What is asked →
Filter the lines below, copying only those with the string "iram".

Saved entries

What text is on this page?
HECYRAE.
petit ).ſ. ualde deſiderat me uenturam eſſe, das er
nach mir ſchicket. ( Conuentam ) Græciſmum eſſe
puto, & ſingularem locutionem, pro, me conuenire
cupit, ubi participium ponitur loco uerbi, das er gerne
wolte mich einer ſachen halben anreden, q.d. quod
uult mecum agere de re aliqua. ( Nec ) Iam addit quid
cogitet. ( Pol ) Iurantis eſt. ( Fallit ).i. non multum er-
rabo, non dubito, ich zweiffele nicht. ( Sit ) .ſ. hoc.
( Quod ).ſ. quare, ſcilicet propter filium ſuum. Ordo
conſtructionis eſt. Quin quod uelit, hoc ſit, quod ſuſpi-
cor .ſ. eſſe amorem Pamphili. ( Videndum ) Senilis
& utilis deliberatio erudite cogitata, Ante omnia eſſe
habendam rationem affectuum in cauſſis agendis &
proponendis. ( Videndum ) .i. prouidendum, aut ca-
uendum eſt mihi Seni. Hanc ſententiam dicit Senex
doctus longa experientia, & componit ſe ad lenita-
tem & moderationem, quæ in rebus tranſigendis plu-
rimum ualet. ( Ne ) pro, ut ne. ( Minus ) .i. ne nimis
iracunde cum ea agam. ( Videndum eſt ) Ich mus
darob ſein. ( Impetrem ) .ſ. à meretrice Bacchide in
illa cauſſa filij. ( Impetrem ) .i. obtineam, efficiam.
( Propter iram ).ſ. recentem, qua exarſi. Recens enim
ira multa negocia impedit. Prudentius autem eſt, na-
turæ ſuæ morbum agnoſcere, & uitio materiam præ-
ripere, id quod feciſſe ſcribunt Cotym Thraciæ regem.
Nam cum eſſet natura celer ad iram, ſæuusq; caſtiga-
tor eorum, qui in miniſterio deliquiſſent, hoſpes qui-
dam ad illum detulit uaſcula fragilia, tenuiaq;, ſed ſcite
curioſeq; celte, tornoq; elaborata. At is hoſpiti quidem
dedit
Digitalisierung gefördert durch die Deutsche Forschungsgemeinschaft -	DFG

Finished answer →
( Propter iram ).ſ. recentem, qua exarſi. Recens enim
Nam cum eſſet natura celer ad iram, ſæuusq; caſtiga-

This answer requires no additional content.